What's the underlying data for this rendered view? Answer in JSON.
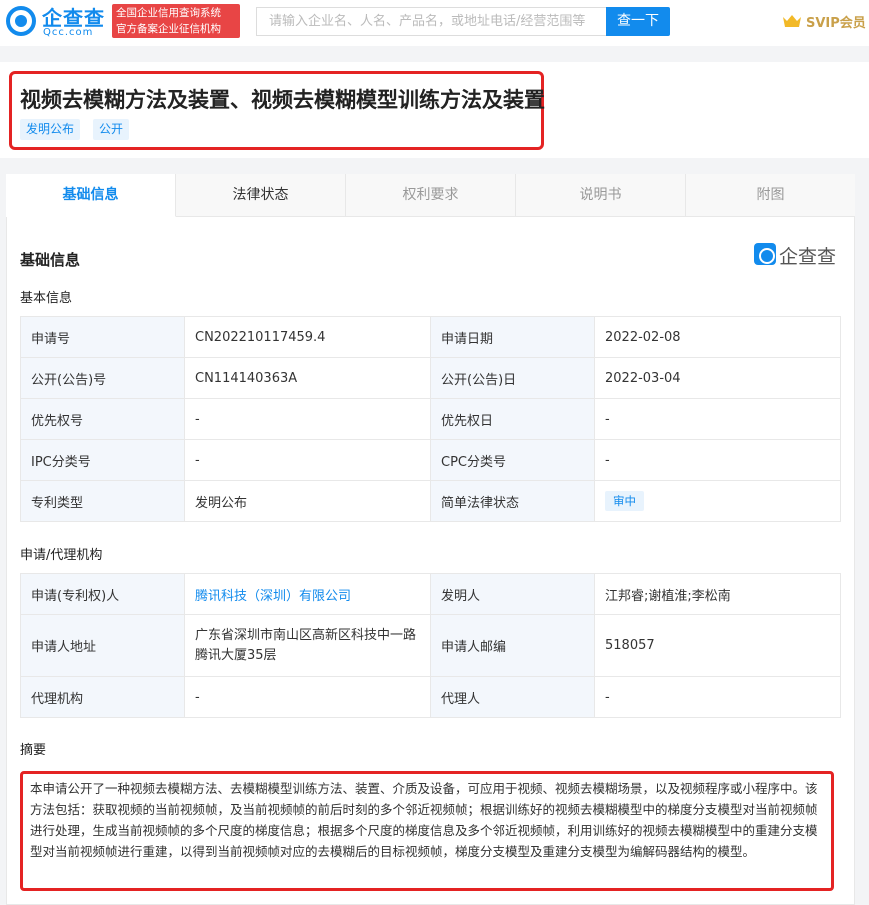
{
  "header": {
    "logo_cn": "企查查",
    "logo_en": "Qcc.com",
    "badge_line1": "全国企业信用查询系统",
    "badge_line2": "官方备案企业征信机构",
    "search_placeholder": "请输入企业名、人名、产品名，或地址电话/经营范围等",
    "search_button": "查一下",
    "vip_label": "SVIP会员"
  },
  "patent": {
    "title": "视频去模糊方法及装置、视频去模糊模型训练方法及装置",
    "tags": [
      "发明公布",
      "公开"
    ]
  },
  "tabs": [
    "基础信息",
    "法律状态",
    "权利要求",
    "说明书",
    "附图"
  ],
  "section_title": "基础信息",
  "watermark": "企查查",
  "basic": {
    "subtitle": "基本信息",
    "rows": [
      {
        "l1": "申请号",
        "v1": "CN202210117459.4",
        "l2": "申请日期",
        "v2": "2022-02-08"
      },
      {
        "l1": "公开(公告)号",
        "v1": "CN114140363A",
        "l2": "公开(公告)日",
        "v2": "2022-03-04"
      },
      {
        "l1": "优先权号",
        "v1": "-",
        "l2": "优先权日",
        "v2": "-"
      },
      {
        "l1": "IPC分类号",
        "v1": "-",
        "l2": "CPC分类号",
        "v2": "-"
      },
      {
        "l1": "专利类型",
        "v1": "发明公布",
        "l2": "简单法律状态",
        "v2": "审中"
      }
    ]
  },
  "agency": {
    "subtitle": "申请/代理机构",
    "applicant_label": "申请(专利权)人",
    "applicant": "腾讯科技（深圳）有限公司",
    "inventor_label": "发明人",
    "inventor": "江邦睿;谢植淮;李松南",
    "address_label": "申请人地址",
    "address_line1": "广东省深圳市南山区高新区科技中一路",
    "address_line2": "腾讯大厦35层",
    "postcode_label": "申请人邮编",
    "postcode": "518057",
    "agency_label": "代理机构",
    "agency": "-",
    "agent_label": "代理人",
    "agent": "-"
  },
  "abstract": {
    "subtitle": "摘要",
    "text": "本申请公开了一种视频去模糊方法、去模糊模型训练方法、装置、介质及设备，可应用于视频、视频去模糊场景，以及视频程序或小程序中。该方法包括：获取视频的当前视频帧，及当前视频帧的前后时刻的多个邻近视频帧；根据训练好的视频去模糊模型中的梯度分支模型对当前视频帧进行处理，生成当前视频帧的多个尺度的梯度信息；根据多个尺度的梯度信息及多个邻近视频帧，利用训练好的视频去模糊模型中的重建分支模型对当前视频帧进行重建，以得到当前视频帧对应的去模糊后的目标视频帧，梯度分支模型及重建分支模型为编解码器结构的模型。"
  }
}
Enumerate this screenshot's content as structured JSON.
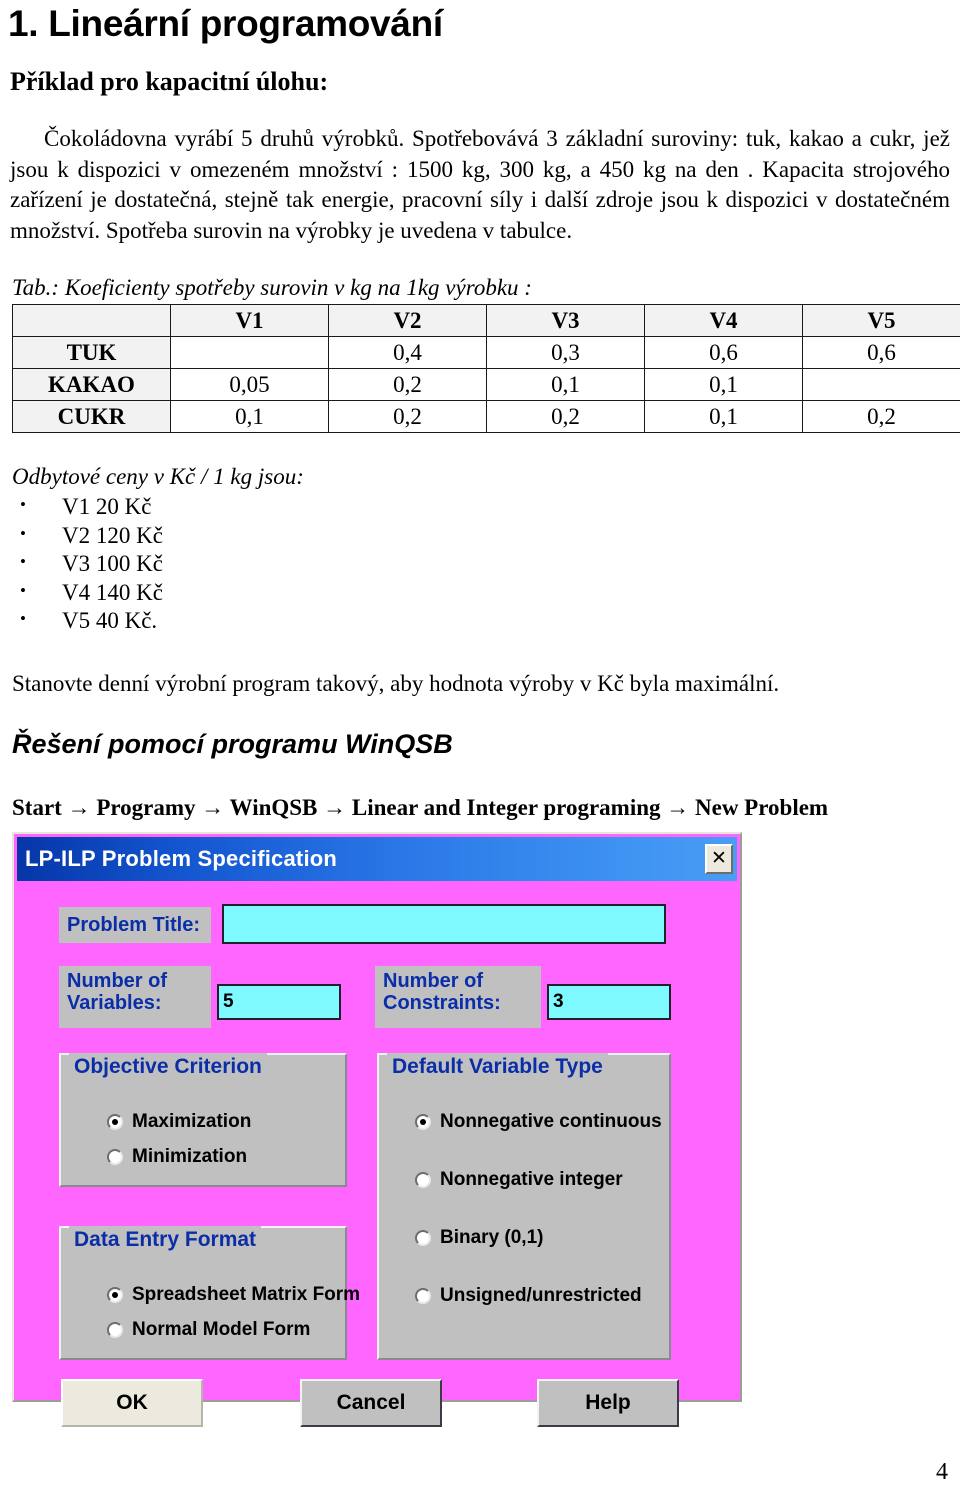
{
  "document": {
    "title": "1. Lineární programování",
    "subtitle": "Příklad pro kapacitní úlohu:",
    "paragraph": "Čokoládovna vyrábí 5 druhů výrobků. Spotřebovává 3 základní suroviny: tuk, kakao a cukr, jež jsou k dispozici v omezeném množství : 1500 kg, 300 kg, a 450 kg na den . Kapacita strojového zařízení je dostatečná, stejně tak energie, pracovní síly i další zdroje jsou k dispozici v dostatečném množství.  Spotřeba surovin na výrobky je uvedena  v tabulce.",
    "table_caption": "Tab.: Koeficienty spotřeby surovin  v kg na 1kg  výrobku :",
    "price_intro": "Odbytové ceny v Kč / 1 kg  jsou:",
    "prices": [
      "V1 20 Kč",
      "V2 120 Kč",
      "V3 100 Kč",
      "V4 140 Kč",
      "V5 40 Kč."
    ],
    "closing_paragraph": "Stanovte denní výrobní program  takový, aby  hodnota výroby v Kč byla maximální.",
    "solution_heading": "Řešení pomocí programu WinQSB",
    "nav_path": "Start → Programy → WinQSB → Linear and Integer programing → New Problem",
    "page_number": "4"
  },
  "coef_table": {
    "columns": [
      "",
      "V1",
      "V2",
      "V3",
      "V4",
      "V5"
    ],
    "rows": [
      {
        "label": "TUK",
        "values": [
          "",
          "0,4",
          "0,3",
          "0,6",
          "0,6"
        ]
      },
      {
        "label": "KAKAO",
        "values": [
          "0,05",
          "0,2",
          "0,1",
          "0,1",
          ""
        ]
      },
      {
        "label": "CUKR",
        "values": [
          "0,1",
          "0,2",
          "0,2",
          "0,1",
          "0,2"
        ]
      }
    ]
  },
  "dialog": {
    "title": "LP-ILP Problem Specification",
    "close_label": "✕",
    "problem_title": {
      "label": "Problem Title:",
      "value": "",
      "placeholder": ""
    },
    "number_of_variables": {
      "label_line1": "Number of",
      "label_line2": "Variables:",
      "value": "5"
    },
    "number_of_constraints": {
      "label_line1": "Number of",
      "label_line2": "Constraints:",
      "value": "3"
    },
    "objective_criterion": {
      "legend": "Objective Criterion",
      "options": [
        {
          "label": "Maximization",
          "selected": true
        },
        {
          "label": "Minimization",
          "selected": false
        }
      ]
    },
    "data_entry_format": {
      "legend": "Data Entry Format",
      "options": [
        {
          "label": "Spreadsheet Matrix Form",
          "selected": true
        },
        {
          "label": "Normal Model Form",
          "selected": false
        }
      ]
    },
    "default_variable_type": {
      "legend": "Default Variable Type",
      "options": [
        {
          "label": "Nonnegative continuous",
          "selected": true
        },
        {
          "label": "Nonnegative integer",
          "selected": false
        },
        {
          "label": "Binary (0,1)",
          "selected": false
        },
        {
          "label": "Unsigned/unrestricted",
          "selected": false
        }
      ]
    },
    "buttons": {
      "ok": "OK",
      "cancel": "Cancel",
      "help": "Help"
    },
    "colors": {
      "dialog_background": "#ff66ff",
      "titlebar_start": "#0636a8",
      "titlebar_end": "#4a9cf4",
      "control_gray": "#c0c0c0",
      "textbox_cyan": "#7df9ff",
      "legend_blue": "#0b2ea8",
      "ok_button": "#eceade"
    }
  }
}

════

--- THE TASK ---
Write out all the entries word for word, but skip any images.

--- EXERCISE RESULT ---
What's the underlying data for this rendered view? Answer in JSON.
{
  "header": {
    "logo_cn": "企查查",
    "logo_en": "Qcc.com",
    "badge_line1": "全国企业信用查询系统",
    "badge_line2": "官方备案企业征信机构",
    "search_placeholder": "请输入企业名、人名、产品名，或地址电话/经营范围等",
    "search_button": "查一下",
    "vip_label": "SVIP会员"
  },
  "patent": {
    "title": "视频去模糊方法及装置、视频去模糊模型训练方法及装置",
    "tags": [
      "发明公布",
      "公开"
    ]
  },
  "tabs": [
    "基础信息",
    "法律状态",
    "权利要求",
    "说明书",
    "附图"
  ],
  "section_title": "基础信息",
  "watermark": "企查查",
  "basic": {
    "subtitle": "基本信息",
    "rows": [
      {
        "l1": "申请号",
        "v1": "CN202210117459.4",
        "l2": "申请日期",
        "v2": "2022-02-08"
      },
      {
        "l1": "公开(公告)号",
        "v1": "CN114140363A",
        "l2": "公开(公告)日",
        "v2": "2022-03-04"
      },
      {
        "l1": "优先权号",
        "v1": "-",
        "l2": "优先权日",
        "v2": "-"
      },
      {
        "l1": "IPC分类号",
        "v1": "-",
        "l2": "CPC分类号",
        "v2": "-"
      },
      {
        "l1": "专利类型",
        "v1": "发明公布",
        "l2": "简单法律状态",
        "v2": "审中"
      }
    ]
  },
  "agency": {
    "subtitle": "申请/代理机构",
    "applicant_label": "申请(专利权)人",
    "applicant": "腾讯科技（深圳）有限公司",
    "inventor_label": "发明人",
    "inventor": "江邦睿;谢植淮;李松南",
    "address_label": "申请人地址",
    "address_line1": "广东省深圳市南山区高新区科技中一路",
    "address_line2": "腾讯大厦35层",
    "postcode_label": "申请人邮编",
    "postcode": "518057",
    "agency_label": "代理机构",
    "agency": "-",
    "agent_label": "代理人",
    "agent": "-"
  },
  "abstract": {
    "subtitle": "摘要",
    "text": "本申请公开了一种视频去模糊方法、去模糊模型训练方法、装置、介质及设备，可应用于视频、视频去模糊场景，以及视频程序或小程序中。该方法包括：获取视频的当前视频帧，及当前视频帧的前后时刻的多个邻近视频帧；根据训练好的视频去模糊模型中的梯度分支模型对当前视频帧进行处理，生成当前视频帧的多个尺度的梯度信息；根据多个尺度的梯度信息及多个邻近视频帧，利用训练好的视频去模糊模型中的重建分支模型对当前视频帧进行重建，以得到当前视频帧对应的去模糊后的目标视频帧，梯度分支模型及重建分支模型为编解码器结构的模型。"
  }
}
Enumerate this screenshot's content as structured JSON.
{
  "document": {
    "title": "1. Lineární programování",
    "subtitle": "Příklad pro kapacitní úlohu:",
    "paragraph": "Čokoládovna vyrábí 5 druhů výrobků. Spotřebovává 3 základní suroviny: tuk, kakao a cukr, jež jsou k dispozici v omezeném množství : 1500 kg, 300 kg, a 450 kg na den . Kapacita strojového zařízení je dostatečná, stejně tak energie, pracovní síly i další zdroje jsou k dispozici v dostatečném množství.  Spotřeba surovin na výrobky je uvedena  v tabulce.",
    "table_caption": "Tab.: Koeficienty spotřeby surovin  v kg na 1kg  výrobku :",
    "price_intro": "Odbytové ceny v Kč / 1 kg  jsou:",
    "prices": [
      "V1 20 Kč",
      "V2 120 Kč",
      "V3 100 Kč",
      "V4 140 Kč",
      "V5 40 Kč."
    ],
    "closing_paragraph": "Stanovte denní výrobní program  takový, aby  hodnota výroby v Kč byla maximální.",
    "solution_heading": "Řešení pomocí programu WinQSB",
    "nav_path": "Start → Programy → WinQSB → Linear and Integer programing → New Problem",
    "page_number": "4"
  },
  "coef_table": {
    "columns": [
      "",
      "V1",
      "V2",
      "V3",
      "V4",
      "V5"
    ],
    "rows": [
      {
        "label": "TUK",
        "values": [
          "",
          "0,4",
          "0,3",
          "0,6",
          "0,6"
        ]
      },
      {
        "label": "KAKAO",
        "values": [
          "0,05",
          "0,2",
          "0,1",
          "0,1",
          ""
        ]
      },
      {
        "label": "CUKR",
        "values": [
          "0,1",
          "0,2",
          "0,2",
          "0,1",
          "0,2"
        ]
      }
    ]
  },
  "dialog": {
    "title": "LP-ILP Problem Specification",
    "close_label": "✕",
    "problem_title": {
      "label": "Problem Title:",
      "value": "",
      "placeholder": ""
    },
    "number_of_variables": {
      "label_line1": "Number of",
      "label_line2": "Variables:",
      "value": "5"
    },
    "number_of_constraints": {
      "label_line1": "Number of",
      "label_line2": "Constraints:",
      "value": "3"
    },
    "objective_criterion": {
      "legend": "Objective Criterion",
      "options": [
        {
          "label": "Maximization",
          "selected": true
        },
        {
          "label": "Minimization",
          "selected": false
        }
      ]
    },
    "data_entry_format": {
      "legend": "Data Entry Format",
      "options": [
        {
          "label": "Spreadsheet Matrix Form",
          "selected": true
        },
        {
          "label": "Normal Model Form",
          "selected": false
        }
      ]
    },
    "default_variable_type": {
      "legend": "Default Variable Type",
      "options": [
        {
          "label": "Nonnegative continuous",
          "selected": true
        },
        {
          "label": "Nonnegative integer",
          "selected": false
        },
        {
          "label": "Binary (0,1)",
          "selected": false
        },
        {
          "label": "Unsigned/unrestricted",
          "selected": false
        }
      ]
    },
    "buttons": {
      "ok": "OK",
      "cancel": "Cancel",
      "help": "Help"
    },
    "colors": {
      "dialog_background": "#ff66ff",
      "titlebar_start": "#0636a8",
      "titlebar_end": "#4a9cf4",
      "control_gray": "#c0c0c0",
      "textbox_cyan": "#7df9ff",
      "legend_blue": "#0b2ea8",
      "ok_button": "#eceade"
    }
  }
}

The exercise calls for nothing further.